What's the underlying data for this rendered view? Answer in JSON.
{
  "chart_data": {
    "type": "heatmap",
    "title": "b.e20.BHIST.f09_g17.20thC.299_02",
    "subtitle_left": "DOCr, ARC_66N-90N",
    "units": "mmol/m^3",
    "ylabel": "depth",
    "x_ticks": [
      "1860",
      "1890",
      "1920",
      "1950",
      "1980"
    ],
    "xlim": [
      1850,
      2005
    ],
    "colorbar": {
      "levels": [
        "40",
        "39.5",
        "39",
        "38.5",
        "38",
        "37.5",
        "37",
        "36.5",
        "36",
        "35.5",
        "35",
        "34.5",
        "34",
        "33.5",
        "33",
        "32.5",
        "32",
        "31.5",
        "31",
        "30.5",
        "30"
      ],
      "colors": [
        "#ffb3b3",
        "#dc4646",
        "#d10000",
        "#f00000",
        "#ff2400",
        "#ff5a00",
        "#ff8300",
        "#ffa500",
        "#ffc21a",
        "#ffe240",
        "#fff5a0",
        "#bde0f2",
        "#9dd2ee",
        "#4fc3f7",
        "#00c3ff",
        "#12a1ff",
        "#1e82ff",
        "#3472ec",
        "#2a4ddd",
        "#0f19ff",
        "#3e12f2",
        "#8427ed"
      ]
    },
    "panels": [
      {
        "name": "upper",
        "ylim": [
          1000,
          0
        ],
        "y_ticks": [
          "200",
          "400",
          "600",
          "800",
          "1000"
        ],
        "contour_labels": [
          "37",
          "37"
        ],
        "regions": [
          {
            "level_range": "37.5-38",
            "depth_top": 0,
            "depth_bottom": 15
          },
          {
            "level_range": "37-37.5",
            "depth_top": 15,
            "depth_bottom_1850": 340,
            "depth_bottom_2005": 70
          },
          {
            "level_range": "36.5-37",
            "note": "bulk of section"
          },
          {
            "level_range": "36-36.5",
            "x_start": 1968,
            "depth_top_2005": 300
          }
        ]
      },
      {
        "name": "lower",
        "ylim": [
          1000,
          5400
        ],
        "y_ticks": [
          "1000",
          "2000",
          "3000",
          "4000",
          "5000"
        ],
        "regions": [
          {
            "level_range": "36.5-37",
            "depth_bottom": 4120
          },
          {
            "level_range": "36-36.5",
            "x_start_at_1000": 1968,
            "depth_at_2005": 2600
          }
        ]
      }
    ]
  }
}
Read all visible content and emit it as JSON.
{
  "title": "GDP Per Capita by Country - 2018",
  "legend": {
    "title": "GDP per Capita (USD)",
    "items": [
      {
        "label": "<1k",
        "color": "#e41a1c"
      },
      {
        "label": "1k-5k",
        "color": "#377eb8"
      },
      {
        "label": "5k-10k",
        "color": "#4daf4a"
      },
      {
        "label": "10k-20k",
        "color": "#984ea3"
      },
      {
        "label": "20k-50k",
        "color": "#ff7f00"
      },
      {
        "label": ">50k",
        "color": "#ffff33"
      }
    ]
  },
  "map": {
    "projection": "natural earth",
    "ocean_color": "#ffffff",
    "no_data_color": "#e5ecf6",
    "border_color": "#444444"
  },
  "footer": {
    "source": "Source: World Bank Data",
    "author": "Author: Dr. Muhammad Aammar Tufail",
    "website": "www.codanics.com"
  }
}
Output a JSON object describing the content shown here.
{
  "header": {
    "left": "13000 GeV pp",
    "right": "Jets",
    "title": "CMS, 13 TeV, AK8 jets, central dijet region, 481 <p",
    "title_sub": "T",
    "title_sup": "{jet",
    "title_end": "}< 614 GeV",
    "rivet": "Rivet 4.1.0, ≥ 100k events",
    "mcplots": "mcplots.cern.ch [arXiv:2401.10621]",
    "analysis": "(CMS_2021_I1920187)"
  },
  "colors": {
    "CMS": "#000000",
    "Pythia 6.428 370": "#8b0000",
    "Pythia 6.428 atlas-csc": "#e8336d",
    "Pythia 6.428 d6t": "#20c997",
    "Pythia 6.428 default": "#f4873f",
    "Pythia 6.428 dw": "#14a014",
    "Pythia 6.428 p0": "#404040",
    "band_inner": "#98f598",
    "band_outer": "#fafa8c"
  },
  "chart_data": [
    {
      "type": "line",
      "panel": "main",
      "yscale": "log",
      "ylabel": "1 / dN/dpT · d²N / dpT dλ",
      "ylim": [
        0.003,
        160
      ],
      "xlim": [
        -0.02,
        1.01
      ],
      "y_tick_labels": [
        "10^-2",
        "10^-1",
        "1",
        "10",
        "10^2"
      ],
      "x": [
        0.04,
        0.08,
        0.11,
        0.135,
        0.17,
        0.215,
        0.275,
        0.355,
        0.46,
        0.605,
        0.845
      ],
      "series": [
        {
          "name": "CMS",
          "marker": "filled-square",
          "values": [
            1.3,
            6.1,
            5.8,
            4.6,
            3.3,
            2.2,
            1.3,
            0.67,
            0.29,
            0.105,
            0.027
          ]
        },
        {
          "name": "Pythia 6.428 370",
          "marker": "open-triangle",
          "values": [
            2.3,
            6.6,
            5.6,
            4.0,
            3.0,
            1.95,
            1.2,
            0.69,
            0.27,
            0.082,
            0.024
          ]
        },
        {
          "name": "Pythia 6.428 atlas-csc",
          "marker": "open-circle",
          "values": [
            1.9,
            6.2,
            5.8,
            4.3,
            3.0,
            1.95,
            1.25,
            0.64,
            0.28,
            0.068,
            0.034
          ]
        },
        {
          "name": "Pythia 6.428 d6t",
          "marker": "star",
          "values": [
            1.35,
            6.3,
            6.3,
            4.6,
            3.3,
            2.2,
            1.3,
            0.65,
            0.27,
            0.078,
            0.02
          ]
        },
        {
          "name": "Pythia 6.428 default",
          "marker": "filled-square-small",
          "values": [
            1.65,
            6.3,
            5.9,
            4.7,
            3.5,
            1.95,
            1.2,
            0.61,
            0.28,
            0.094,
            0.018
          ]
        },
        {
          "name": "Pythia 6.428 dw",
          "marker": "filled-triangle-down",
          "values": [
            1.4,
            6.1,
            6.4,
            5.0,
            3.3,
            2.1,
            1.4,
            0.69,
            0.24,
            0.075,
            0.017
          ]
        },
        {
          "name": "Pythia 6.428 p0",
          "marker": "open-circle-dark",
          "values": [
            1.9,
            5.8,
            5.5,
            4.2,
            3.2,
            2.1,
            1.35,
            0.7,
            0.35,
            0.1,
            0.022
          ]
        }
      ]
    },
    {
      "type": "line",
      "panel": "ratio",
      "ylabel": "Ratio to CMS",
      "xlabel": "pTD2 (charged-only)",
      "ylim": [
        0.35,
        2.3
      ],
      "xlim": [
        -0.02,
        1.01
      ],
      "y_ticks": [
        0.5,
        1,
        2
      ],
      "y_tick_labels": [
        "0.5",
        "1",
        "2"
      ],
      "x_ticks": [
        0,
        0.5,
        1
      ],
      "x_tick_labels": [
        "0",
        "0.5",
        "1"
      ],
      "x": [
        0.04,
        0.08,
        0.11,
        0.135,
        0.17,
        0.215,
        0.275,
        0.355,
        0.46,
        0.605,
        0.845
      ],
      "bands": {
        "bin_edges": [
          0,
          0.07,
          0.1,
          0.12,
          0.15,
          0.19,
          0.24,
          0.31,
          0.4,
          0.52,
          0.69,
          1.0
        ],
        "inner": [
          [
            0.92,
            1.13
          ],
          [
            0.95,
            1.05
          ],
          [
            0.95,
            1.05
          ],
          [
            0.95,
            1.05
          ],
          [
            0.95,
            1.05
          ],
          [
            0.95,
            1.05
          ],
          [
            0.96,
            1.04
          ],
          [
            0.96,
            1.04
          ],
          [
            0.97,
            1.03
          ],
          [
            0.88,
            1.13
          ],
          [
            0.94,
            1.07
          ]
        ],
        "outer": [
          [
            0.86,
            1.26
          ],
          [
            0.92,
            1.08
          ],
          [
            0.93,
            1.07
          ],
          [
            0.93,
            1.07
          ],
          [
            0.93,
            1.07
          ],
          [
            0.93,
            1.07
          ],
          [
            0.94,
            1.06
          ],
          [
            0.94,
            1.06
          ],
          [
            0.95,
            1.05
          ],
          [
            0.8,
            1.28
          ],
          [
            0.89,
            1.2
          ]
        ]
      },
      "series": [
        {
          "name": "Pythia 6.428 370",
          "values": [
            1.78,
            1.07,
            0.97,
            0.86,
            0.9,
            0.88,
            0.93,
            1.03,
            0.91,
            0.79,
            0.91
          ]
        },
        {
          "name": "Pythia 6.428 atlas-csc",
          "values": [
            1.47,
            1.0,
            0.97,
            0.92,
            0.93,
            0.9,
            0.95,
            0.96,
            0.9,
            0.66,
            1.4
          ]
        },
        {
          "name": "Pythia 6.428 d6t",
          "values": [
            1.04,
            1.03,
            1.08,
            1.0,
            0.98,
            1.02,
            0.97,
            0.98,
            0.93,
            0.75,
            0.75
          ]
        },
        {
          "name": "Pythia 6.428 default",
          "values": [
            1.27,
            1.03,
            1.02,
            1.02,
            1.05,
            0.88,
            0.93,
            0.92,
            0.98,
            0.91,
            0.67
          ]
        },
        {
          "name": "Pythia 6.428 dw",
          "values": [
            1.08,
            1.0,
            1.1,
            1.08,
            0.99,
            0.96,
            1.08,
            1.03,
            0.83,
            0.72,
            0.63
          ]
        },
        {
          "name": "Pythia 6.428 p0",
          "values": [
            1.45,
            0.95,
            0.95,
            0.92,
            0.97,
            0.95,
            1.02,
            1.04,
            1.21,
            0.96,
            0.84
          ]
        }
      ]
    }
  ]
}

======

▸ **WHAT THE EXERCISE ASKS**:
Counting only lines of the data above that hold "circle", report the total and nothing else.

▸ **TASK OUTPUT**:
2